▶ _WHAT TO WORK ON_: Reproduce the entries without any change, from the line containing "pitch-input[interactable]: 180.0 <box>145" to the line containing "cull-row: Cull Distance", including both of those lines.

== RECORDS SUPPLIED ==

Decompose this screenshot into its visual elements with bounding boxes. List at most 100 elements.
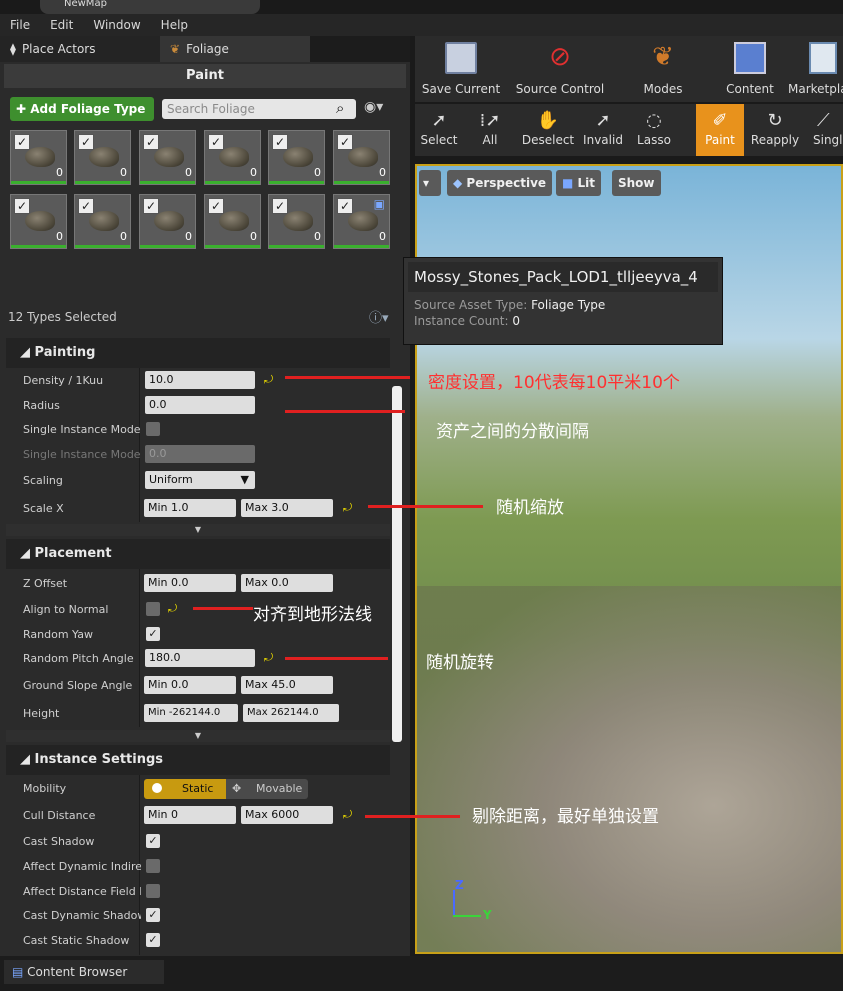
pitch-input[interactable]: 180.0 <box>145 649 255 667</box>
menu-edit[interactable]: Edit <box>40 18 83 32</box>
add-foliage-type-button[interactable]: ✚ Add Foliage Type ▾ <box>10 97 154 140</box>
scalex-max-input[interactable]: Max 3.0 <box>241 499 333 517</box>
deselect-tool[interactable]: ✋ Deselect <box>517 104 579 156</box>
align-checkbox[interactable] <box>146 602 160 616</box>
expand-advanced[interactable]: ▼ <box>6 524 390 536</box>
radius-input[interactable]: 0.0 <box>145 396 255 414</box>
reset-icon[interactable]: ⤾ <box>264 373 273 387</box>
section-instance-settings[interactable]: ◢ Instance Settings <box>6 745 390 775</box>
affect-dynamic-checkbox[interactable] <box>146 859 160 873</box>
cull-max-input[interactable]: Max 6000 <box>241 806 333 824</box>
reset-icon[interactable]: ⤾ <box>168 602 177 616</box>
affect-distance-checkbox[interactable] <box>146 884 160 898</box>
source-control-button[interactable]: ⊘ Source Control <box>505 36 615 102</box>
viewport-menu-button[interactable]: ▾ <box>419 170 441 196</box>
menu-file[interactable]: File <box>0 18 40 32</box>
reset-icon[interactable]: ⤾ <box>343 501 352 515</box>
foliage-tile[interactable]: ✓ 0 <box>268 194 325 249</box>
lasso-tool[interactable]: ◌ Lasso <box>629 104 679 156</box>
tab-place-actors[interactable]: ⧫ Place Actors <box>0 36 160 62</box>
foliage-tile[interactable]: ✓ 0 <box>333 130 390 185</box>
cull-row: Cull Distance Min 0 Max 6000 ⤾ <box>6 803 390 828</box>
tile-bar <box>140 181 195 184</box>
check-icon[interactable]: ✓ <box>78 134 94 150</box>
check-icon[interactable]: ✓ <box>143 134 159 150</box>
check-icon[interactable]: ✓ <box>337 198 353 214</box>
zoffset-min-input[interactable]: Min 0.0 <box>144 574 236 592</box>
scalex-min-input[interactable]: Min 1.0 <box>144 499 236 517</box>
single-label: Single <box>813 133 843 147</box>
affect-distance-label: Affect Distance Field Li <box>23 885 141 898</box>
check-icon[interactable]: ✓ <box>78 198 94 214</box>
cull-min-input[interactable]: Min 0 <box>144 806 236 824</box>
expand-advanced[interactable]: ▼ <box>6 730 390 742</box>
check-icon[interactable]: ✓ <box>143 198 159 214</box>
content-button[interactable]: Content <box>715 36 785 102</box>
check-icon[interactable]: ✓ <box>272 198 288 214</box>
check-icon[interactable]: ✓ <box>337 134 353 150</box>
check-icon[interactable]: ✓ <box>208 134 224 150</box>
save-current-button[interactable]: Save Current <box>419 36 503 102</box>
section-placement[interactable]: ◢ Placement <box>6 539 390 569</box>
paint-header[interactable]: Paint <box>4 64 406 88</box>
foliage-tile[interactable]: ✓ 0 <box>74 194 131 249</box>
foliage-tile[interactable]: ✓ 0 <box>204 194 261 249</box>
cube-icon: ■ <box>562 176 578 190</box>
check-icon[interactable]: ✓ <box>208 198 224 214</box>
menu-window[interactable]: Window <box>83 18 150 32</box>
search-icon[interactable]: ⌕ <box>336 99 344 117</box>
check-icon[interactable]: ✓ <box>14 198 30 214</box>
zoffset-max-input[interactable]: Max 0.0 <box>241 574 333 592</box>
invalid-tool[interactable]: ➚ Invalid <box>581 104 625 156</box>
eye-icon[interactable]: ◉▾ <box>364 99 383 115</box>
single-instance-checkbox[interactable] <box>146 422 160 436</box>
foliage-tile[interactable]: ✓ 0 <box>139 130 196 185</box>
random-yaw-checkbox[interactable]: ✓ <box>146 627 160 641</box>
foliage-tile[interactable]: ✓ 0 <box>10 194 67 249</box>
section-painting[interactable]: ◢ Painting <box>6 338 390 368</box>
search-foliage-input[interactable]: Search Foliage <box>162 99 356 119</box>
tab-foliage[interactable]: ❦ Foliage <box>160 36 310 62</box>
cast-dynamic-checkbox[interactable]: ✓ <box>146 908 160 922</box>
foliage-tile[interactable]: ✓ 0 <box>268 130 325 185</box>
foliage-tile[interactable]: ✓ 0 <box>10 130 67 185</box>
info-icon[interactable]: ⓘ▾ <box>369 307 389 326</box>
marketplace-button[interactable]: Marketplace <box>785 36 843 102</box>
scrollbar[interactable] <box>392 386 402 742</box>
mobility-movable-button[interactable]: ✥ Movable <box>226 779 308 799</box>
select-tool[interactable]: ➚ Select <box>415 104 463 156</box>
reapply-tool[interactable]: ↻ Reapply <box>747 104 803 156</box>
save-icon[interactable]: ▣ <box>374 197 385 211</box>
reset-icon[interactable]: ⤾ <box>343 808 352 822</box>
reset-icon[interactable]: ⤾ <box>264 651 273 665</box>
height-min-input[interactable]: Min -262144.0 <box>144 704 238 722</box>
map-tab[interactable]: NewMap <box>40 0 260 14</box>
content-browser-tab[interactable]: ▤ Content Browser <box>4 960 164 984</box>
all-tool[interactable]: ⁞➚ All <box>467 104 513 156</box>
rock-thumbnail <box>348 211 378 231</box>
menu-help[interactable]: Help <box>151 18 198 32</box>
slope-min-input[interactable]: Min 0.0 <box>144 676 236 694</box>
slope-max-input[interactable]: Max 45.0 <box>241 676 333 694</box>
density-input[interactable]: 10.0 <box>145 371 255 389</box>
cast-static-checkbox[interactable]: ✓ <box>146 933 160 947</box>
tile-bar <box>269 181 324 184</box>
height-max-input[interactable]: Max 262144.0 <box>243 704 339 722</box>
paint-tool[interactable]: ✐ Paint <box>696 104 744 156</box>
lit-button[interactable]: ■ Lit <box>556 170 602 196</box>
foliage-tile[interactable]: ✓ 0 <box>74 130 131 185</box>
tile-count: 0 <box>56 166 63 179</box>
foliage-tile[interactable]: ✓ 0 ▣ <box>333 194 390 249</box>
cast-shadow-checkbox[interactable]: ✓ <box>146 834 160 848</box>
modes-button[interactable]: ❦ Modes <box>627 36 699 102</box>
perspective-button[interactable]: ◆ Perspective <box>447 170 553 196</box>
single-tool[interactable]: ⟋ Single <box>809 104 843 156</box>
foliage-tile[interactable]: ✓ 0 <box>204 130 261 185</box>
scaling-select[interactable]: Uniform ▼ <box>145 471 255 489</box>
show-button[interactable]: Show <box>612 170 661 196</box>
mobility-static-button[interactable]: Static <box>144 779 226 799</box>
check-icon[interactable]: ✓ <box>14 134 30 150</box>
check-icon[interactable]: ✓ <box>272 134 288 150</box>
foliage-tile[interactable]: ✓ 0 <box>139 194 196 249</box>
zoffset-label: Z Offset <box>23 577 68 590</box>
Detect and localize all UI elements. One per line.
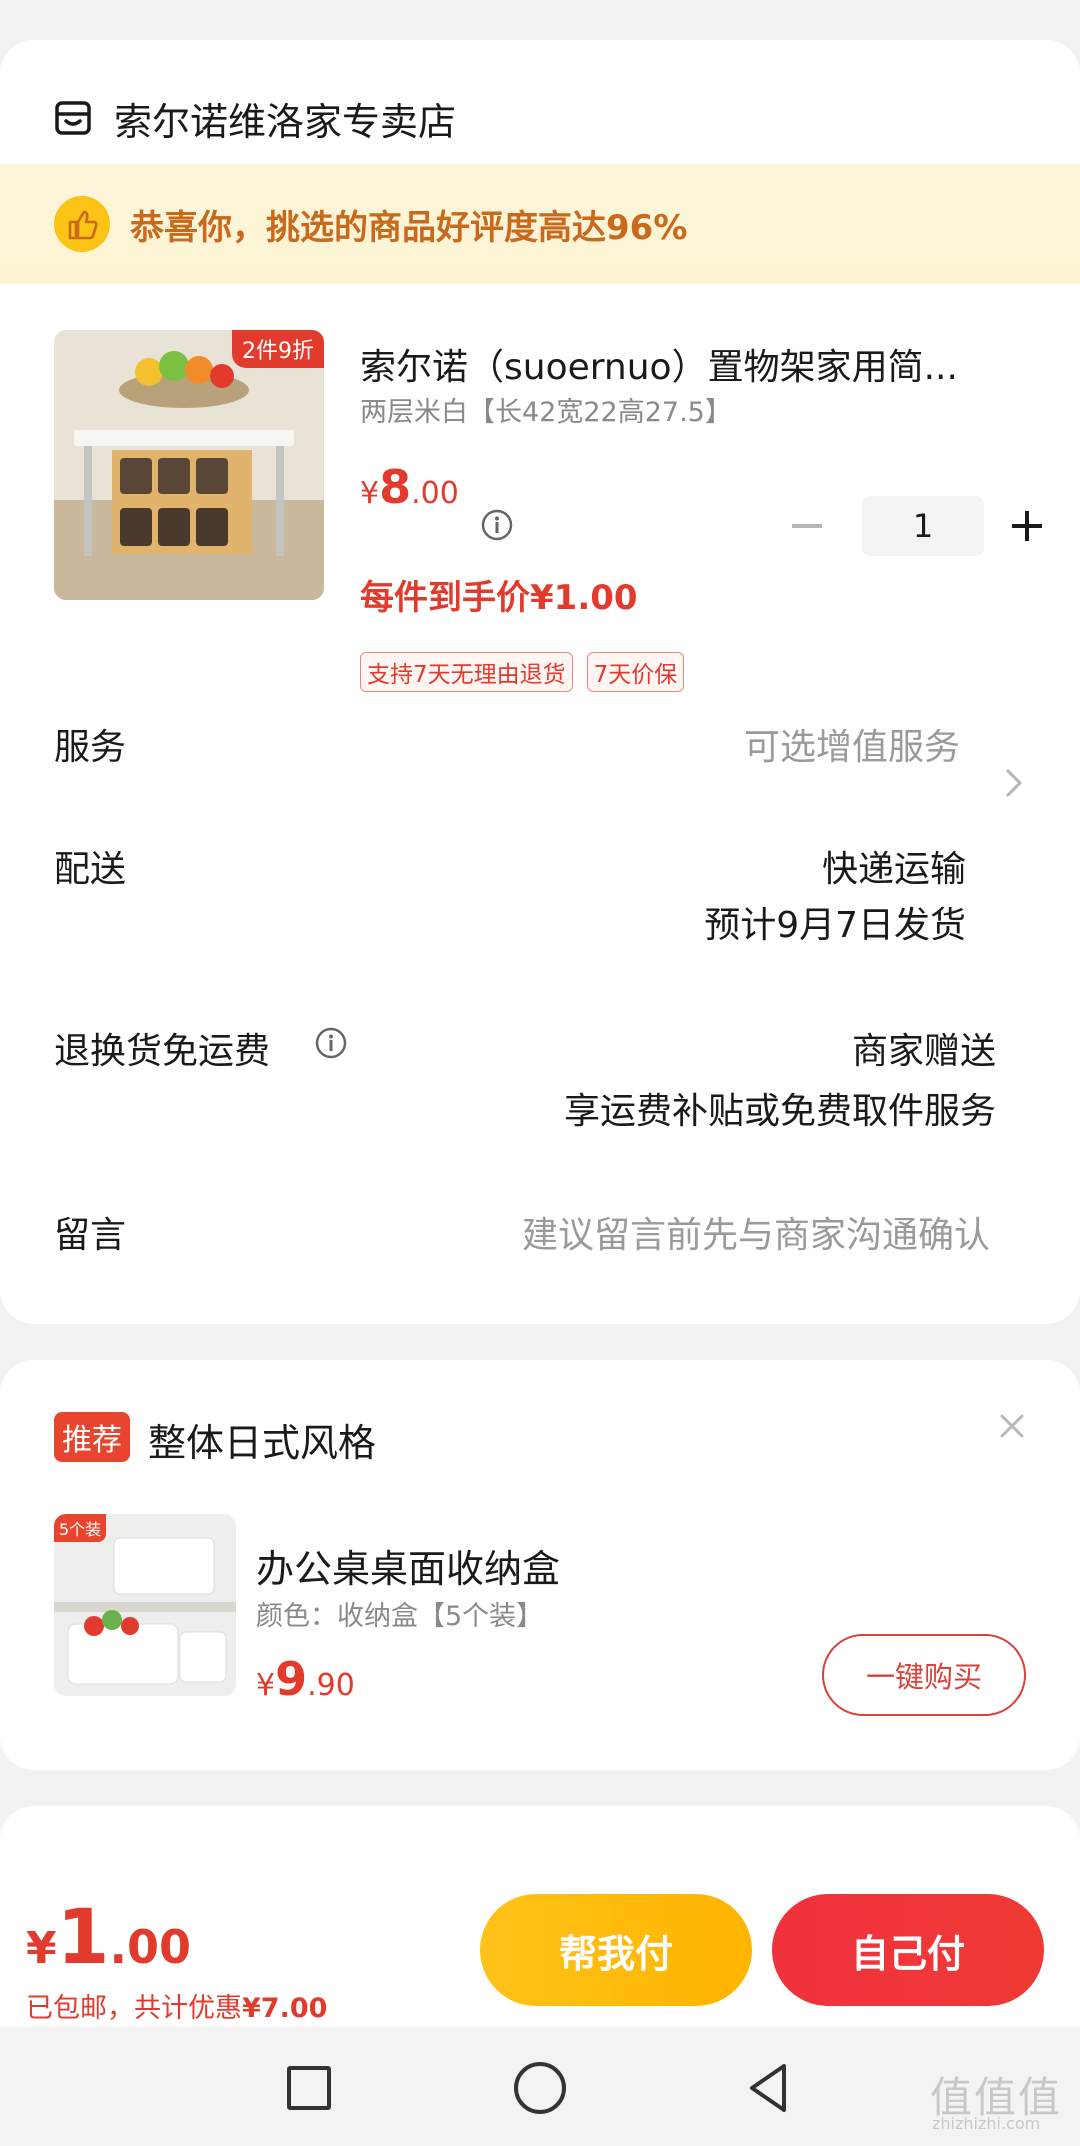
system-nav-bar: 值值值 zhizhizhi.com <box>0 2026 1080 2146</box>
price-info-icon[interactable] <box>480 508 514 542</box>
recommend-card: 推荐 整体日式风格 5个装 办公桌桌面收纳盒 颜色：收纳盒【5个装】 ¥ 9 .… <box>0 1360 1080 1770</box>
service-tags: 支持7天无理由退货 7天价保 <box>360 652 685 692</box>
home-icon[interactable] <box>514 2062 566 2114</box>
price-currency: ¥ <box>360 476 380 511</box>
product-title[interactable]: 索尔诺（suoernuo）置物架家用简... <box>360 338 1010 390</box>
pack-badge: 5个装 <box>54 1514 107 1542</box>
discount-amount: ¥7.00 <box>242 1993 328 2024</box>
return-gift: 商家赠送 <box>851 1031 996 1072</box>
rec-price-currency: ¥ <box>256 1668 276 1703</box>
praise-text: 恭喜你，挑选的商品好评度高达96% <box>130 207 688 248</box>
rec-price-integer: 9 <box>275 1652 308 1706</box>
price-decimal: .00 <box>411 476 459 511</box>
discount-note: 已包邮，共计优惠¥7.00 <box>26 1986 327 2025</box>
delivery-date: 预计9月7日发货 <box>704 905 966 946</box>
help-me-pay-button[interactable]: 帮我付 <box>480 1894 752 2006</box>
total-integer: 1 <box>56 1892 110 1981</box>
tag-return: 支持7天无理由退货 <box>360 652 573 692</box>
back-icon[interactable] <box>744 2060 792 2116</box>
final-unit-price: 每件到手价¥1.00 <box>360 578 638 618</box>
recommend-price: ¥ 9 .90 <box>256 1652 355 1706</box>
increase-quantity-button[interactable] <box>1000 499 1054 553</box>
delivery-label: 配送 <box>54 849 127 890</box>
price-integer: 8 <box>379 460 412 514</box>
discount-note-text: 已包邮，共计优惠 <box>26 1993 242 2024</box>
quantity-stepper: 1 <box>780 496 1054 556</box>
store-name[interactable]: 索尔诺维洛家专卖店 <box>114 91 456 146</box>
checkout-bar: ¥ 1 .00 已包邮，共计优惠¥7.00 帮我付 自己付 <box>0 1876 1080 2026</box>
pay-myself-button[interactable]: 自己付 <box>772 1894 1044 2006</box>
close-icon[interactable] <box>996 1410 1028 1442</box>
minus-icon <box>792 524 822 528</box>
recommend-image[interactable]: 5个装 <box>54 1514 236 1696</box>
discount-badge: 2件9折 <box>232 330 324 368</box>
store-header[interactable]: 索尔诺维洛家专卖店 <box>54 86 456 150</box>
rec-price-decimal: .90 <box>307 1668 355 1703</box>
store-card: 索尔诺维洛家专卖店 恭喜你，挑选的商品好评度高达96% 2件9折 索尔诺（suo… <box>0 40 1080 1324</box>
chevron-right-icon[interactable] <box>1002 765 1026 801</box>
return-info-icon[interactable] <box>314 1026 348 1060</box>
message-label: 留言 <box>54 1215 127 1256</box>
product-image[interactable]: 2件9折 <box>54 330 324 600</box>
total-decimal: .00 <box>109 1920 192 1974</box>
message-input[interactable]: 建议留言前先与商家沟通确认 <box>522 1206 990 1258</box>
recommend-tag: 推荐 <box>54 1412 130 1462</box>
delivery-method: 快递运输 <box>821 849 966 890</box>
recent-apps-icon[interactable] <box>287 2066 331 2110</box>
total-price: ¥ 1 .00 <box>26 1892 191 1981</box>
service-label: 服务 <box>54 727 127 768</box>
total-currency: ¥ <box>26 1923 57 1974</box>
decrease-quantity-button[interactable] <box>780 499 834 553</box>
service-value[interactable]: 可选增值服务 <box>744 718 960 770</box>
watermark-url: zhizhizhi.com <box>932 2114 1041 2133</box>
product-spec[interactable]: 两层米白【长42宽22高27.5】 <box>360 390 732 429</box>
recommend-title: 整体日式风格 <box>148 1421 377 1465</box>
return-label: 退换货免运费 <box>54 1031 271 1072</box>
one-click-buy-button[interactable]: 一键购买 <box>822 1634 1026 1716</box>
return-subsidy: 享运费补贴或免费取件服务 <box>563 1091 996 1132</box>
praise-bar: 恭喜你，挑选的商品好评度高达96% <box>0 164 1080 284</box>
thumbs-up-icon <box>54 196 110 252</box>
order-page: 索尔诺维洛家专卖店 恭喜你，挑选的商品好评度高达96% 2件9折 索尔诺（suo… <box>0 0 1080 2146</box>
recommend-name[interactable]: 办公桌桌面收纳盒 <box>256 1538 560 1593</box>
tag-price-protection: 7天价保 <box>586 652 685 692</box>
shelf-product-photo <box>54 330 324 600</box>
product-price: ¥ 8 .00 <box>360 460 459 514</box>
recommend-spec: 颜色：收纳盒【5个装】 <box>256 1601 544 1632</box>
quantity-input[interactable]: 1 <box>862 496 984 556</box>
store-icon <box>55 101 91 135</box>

===

▶ _RIGHT ANSWER_:
pitch-input[interactable]: 180.0 <box>145 649 255 667</box>
menu-edit[interactable]: Edit <box>40 18 83 32</box>
add-foliage-type-button[interactable]: ✚ Add Foliage Type ▾ <box>10 97 154 140</box>
scalex-max-input[interactable]: Max 3.0 <box>241 499 333 517</box>
deselect-tool[interactable]: ✋ Deselect <box>517 104 579 156</box>
align-checkbox[interactable] <box>146 602 160 616</box>
expand-advanced[interactable]: ▼ <box>6 524 390 536</box>
radius-input[interactable]: 0.0 <box>145 396 255 414</box>
reset-icon[interactable]: ⤾ <box>264 373 273 387</box>
section-instance-settings[interactable]: ◢ Instance Settings <box>6 745 390 775</box>
affect-dynamic-checkbox[interactable] <box>146 859 160 873</box>
cull-max-input[interactable]: Max 6000 <box>241 806 333 824</box>
reset-icon[interactable]: ⤾ <box>168 602 177 616</box>
affect-distance-checkbox[interactable] <box>146 884 160 898</box>
source-control-button[interactable]: ⊘ Source Control <box>505 36 615 102</box>
viewport-menu-button[interactable]: ▾ <box>419 170 441 196</box>
menu-file[interactable]: File <box>0 18 40 32</box>
reset-icon[interactable]: ⤾ <box>343 501 352 515</box>
foliage-tile[interactable]: ✓ 0 <box>268 194 325 249</box>
lasso-tool[interactable]: ◌ Lasso <box>629 104 679 156</box>
tab-place-actors[interactable]: ⧫ Place Actors <box>0 36 160 62</box>
foliage-tile[interactable]: ✓ 0 <box>333 130 390 185</box>
cull-row: Cull Distance Min 0 Max 6000 ⤾ <box>6 803 390 828</box>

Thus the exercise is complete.